- **Exercise directions**:
Images are not part of the copy; transcribe all the data exactly.
* START Information given *
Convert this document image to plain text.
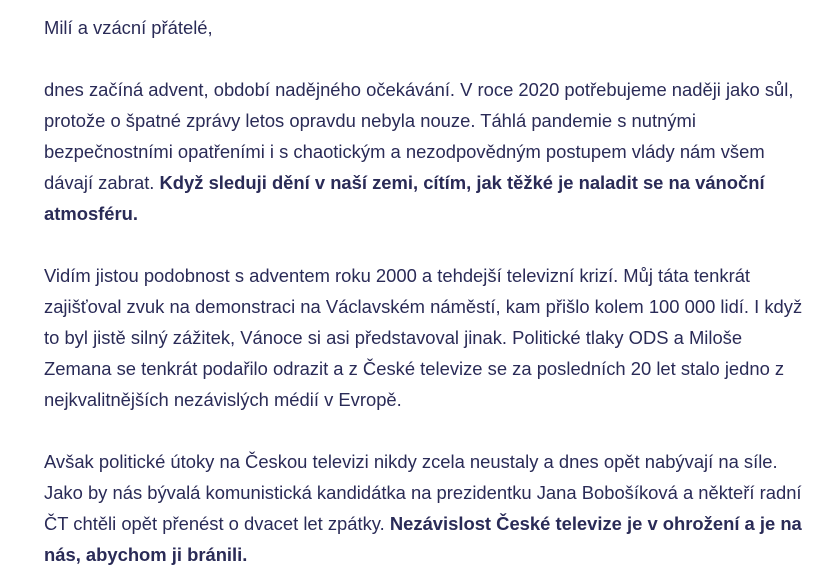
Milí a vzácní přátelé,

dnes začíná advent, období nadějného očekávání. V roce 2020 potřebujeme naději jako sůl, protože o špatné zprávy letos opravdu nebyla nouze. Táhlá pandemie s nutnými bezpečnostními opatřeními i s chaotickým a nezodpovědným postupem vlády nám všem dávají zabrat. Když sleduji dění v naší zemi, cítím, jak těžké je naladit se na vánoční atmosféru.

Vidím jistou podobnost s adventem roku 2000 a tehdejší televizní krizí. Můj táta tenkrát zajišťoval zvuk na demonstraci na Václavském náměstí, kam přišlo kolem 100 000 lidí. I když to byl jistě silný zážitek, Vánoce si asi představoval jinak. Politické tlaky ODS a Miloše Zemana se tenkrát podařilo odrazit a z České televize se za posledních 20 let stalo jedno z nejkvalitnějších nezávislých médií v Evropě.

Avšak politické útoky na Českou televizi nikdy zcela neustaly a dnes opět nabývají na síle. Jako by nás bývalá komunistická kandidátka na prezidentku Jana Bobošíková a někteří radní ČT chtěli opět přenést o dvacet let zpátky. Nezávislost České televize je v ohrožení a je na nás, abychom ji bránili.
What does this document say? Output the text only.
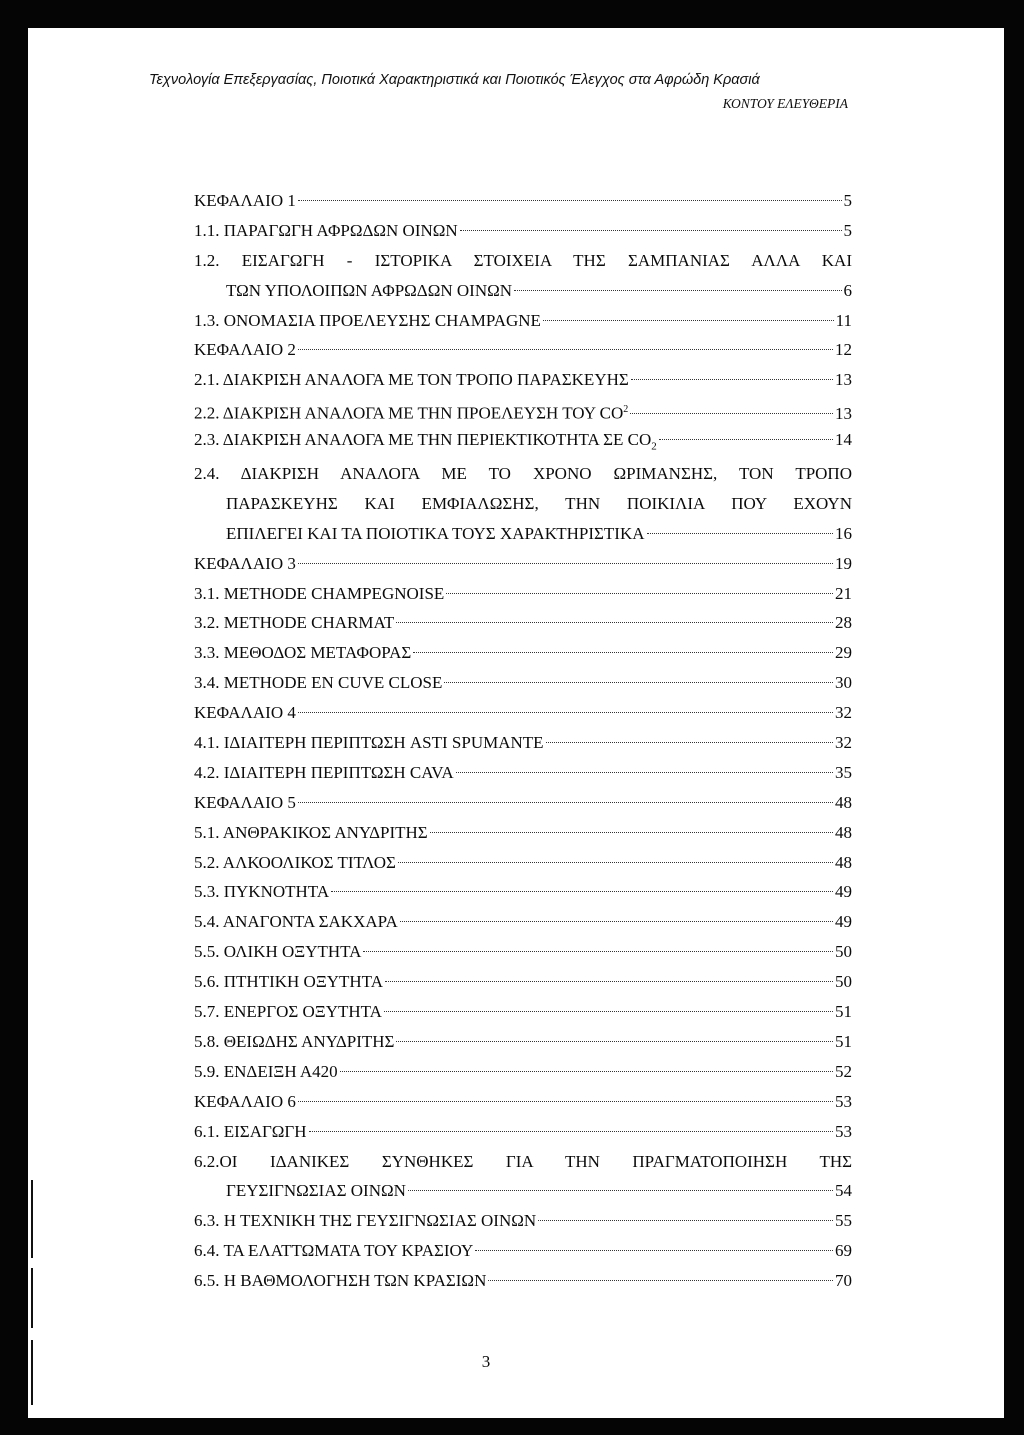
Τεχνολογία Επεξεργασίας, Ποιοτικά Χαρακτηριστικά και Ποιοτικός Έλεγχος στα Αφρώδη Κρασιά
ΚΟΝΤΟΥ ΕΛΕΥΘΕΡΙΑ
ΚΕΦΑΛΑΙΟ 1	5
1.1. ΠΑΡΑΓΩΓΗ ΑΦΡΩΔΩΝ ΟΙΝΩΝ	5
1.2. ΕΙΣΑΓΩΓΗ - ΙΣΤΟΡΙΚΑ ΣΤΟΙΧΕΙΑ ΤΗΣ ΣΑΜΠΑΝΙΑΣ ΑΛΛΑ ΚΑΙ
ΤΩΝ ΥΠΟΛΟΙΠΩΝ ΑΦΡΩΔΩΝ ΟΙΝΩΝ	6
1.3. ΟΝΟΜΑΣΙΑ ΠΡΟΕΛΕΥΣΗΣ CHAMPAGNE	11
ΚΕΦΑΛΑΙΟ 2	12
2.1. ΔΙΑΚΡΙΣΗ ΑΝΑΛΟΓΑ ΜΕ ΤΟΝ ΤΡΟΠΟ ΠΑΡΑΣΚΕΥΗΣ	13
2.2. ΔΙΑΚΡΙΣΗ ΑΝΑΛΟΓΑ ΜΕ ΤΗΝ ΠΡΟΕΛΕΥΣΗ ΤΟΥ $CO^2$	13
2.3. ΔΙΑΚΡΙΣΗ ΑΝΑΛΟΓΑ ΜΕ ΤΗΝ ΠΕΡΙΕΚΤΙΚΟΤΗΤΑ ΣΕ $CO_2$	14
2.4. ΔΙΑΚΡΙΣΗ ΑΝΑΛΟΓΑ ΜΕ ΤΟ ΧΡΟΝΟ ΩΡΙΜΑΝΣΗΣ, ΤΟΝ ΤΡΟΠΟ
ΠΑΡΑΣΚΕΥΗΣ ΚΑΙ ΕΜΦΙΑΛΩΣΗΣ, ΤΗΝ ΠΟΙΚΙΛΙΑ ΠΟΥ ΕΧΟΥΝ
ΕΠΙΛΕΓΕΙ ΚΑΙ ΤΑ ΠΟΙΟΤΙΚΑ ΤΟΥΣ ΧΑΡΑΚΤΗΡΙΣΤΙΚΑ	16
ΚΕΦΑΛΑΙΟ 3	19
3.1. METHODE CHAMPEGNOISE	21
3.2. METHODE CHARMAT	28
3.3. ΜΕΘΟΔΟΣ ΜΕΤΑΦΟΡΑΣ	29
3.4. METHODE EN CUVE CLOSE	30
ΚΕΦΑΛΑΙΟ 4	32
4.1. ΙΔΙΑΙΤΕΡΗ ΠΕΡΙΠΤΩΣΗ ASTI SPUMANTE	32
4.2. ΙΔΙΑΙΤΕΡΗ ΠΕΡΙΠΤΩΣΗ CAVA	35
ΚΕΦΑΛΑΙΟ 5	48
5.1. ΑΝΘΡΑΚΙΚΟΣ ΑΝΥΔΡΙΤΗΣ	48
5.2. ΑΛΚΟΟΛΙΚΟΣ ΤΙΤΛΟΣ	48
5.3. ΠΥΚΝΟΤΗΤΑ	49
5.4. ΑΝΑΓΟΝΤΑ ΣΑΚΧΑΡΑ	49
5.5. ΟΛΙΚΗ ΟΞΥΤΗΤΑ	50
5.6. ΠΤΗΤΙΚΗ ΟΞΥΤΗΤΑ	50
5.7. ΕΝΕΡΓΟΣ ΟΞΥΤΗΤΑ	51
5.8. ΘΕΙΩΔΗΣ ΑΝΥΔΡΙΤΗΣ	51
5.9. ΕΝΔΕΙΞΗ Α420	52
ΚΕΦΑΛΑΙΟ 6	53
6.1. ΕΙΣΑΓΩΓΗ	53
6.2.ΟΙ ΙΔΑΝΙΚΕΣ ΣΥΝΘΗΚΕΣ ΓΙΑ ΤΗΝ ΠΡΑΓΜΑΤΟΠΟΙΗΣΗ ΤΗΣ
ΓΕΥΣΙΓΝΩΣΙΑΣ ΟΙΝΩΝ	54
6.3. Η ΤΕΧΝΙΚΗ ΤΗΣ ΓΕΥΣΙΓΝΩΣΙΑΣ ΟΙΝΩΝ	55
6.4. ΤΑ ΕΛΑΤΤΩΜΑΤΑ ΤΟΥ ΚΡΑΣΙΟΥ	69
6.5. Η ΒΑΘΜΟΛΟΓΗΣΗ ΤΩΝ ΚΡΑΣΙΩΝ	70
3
* END Information given *
- **Task response**:
Convert this document image to plain text.
Milí a vzácní přátelé,

dnes začíná advent, období nadějného očekávání. V roce 2020 potřebujeme naději jako sůl, protože o špatné zprávy letos opravdu nebyla nouze. Táhlá pandemie s nutnými bezpečnostními opatřeními i s chaotickým a nezodpovědným postupem vlády nám všem dávají zabrat. Když sleduji dění v naší zemi, cítím, jak těžké je naladit se na vánoční atmosféru.

Vidím jistou podobnost s adventem roku 2000 a tehdejší televizní krizí. Můj táta tenkrát zajišťoval zvuk na demonstraci na Václavském náměstí, kam přišlo kolem 100 000 lidí. I když to byl jistě silný zážitek, Vánoce si asi představoval jinak. Politické tlaky ODS a Miloše Zemana se tenkrát podařilo odrazit a z České televize se za posledních 20 let stalo jedno z nejkvalitnějších nezávislých médií v Evropě.

Avšak politické útoky na Českou televizi nikdy zcela neustaly a dnes opět nabývají na síle. Jako by nás bývalá komunistická kandidátka na prezidentku Jana Bobošíková a někteří radní ČT chtěli opět přenést o dvacet let zpátky. Nezávislost České televize je v ohrožení a je na nás, abychom ji bránili.
What does this document say? Output the text only.
Τεχνολογία Επεξεργασίας, Ποιοτικά Χαρακτηριστικά και Ποιοτικός Έλεγχος στα Αφρώδη Κρασιά
ΚΟΝΤΟΥ ΕΛΕΥΘΕΡΙΑ
ΚΕΦΑΛΑΙΟ 1	5
1.1. ΠΑΡΑΓΩΓΗ ΑΦΡΩΔΩΝ ΟΙΝΩΝ	5
1.2. ΕΙΣΑΓΩΓΗ - ΙΣΤΟΡΙΚΑ ΣΤΟΙΧΕΙΑ ΤΗΣ ΣΑΜΠΑΝΙΑΣ ΑΛΛΑ ΚΑΙ
ΤΩΝ ΥΠΟΛΟΙΠΩΝ ΑΦΡΩΔΩΝ ΟΙΝΩΝ	6
1.3. ΟΝΟΜΑΣΙΑ ΠΡΟΕΛΕΥΣΗΣ CHAMPAGNE	11
ΚΕΦΑΛΑΙΟ 2	12
2.1. ΔΙΑΚΡΙΣΗ ΑΝΑΛΟΓΑ ΜΕ ΤΟΝ ΤΡΟΠΟ ΠΑΡΑΣΚΕΥΗΣ	13
2.2. ΔΙΑΚΡΙΣΗ ΑΝΑΛΟΓΑ ΜΕ ΤΗΝ ΠΡΟΕΛΕΥΣΗ ΤΟΥ $CO^2$	13
2.3. ΔΙΑΚΡΙΣΗ ΑΝΑΛΟΓΑ ΜΕ ΤΗΝ ΠΕΡΙΕΚΤΙΚΟΤΗΤΑ ΣΕ $CO_2$	14
2.4. ΔΙΑΚΡΙΣΗ ΑΝΑΛΟΓΑ ΜΕ ΤΟ ΧΡΟΝΟ ΩΡΙΜΑΝΣΗΣ, ΤΟΝ ΤΡΟΠΟ
ΠΑΡΑΣΚΕΥΗΣ ΚΑΙ ΕΜΦΙΑΛΩΣΗΣ, ΤΗΝ ΠΟΙΚΙΛΙΑ ΠΟΥ ΕΧΟΥΝ
ΕΠΙΛΕΓΕΙ ΚΑΙ ΤΑ ΠΟΙΟΤΙΚΑ ΤΟΥΣ ΧΑΡΑΚΤΗΡΙΣΤΙΚΑ	16
ΚΕΦΑΛΑΙΟ 3	19
3.1. METHODE CHAMPEGNOISE	21
3.2. METHODE CHARMAT	28
3.3. ΜΕΘΟΔΟΣ ΜΕΤΑΦΟΡΑΣ	29
3.4. METHODE EN CUVE CLOSE	30
ΚΕΦΑΛΑΙΟ 4	32
4.1. ΙΔΙΑΙΤΕΡΗ ΠΕΡΙΠΤΩΣΗ ASTI SPUMANTE	32
4.2. ΙΔΙΑΙΤΕΡΗ ΠΕΡΙΠΤΩΣΗ CAVA	35
ΚΕΦΑΛΑΙΟ 5	48
5.1. ΑΝΘΡΑΚΙΚΟΣ ΑΝΥΔΡΙΤΗΣ	48
5.2. ΑΛΚΟΟΛΙΚΟΣ ΤΙΤΛΟΣ	48
5.3. ΠΥΚΝΟΤΗΤΑ	49
5.4. ΑΝΑΓΟΝΤΑ ΣΑΚΧΑΡΑ	49
5.5. ΟΛΙΚΗ ΟΞΥΤΗΤΑ	50
5.6. ΠΤΗΤΙΚΗ ΟΞΥΤΗΤΑ	50
5.7. ΕΝΕΡΓΟΣ ΟΞΥΤΗΤΑ	51
5.8. ΘΕΙΩΔΗΣ ΑΝΥΔΡΙΤΗΣ	51
5.9. ΕΝΔΕΙΞΗ Α420	52
ΚΕΦΑΛΑΙΟ 6	53
6.1. ΕΙΣΑΓΩΓΗ	53
6.2.ΟΙ ΙΔΑΝΙΚΕΣ ΣΥΝΘΗΚΕΣ ΓΙΑ ΤΗΝ ΠΡΑΓΜΑΤΟΠΟΙΗΣΗ ΤΗΣ
ΓΕΥΣΙΓΝΩΣΙΑΣ ΟΙΝΩΝ	54
6.3. Η ΤΕΧΝΙΚΗ ΤΗΣ ΓΕΥΣΙΓΝΩΣΙΑΣ ΟΙΝΩΝ	55
6.4. ΤΑ ΕΛΑΤΤΩΜΑΤΑ ΤΟΥ ΚΡΑΣΙΟΥ	69
6.5. Η ΒΑΘΜΟΛΟΓΗΣΗ ΤΩΝ ΚΡΑΣΙΩΝ	70
3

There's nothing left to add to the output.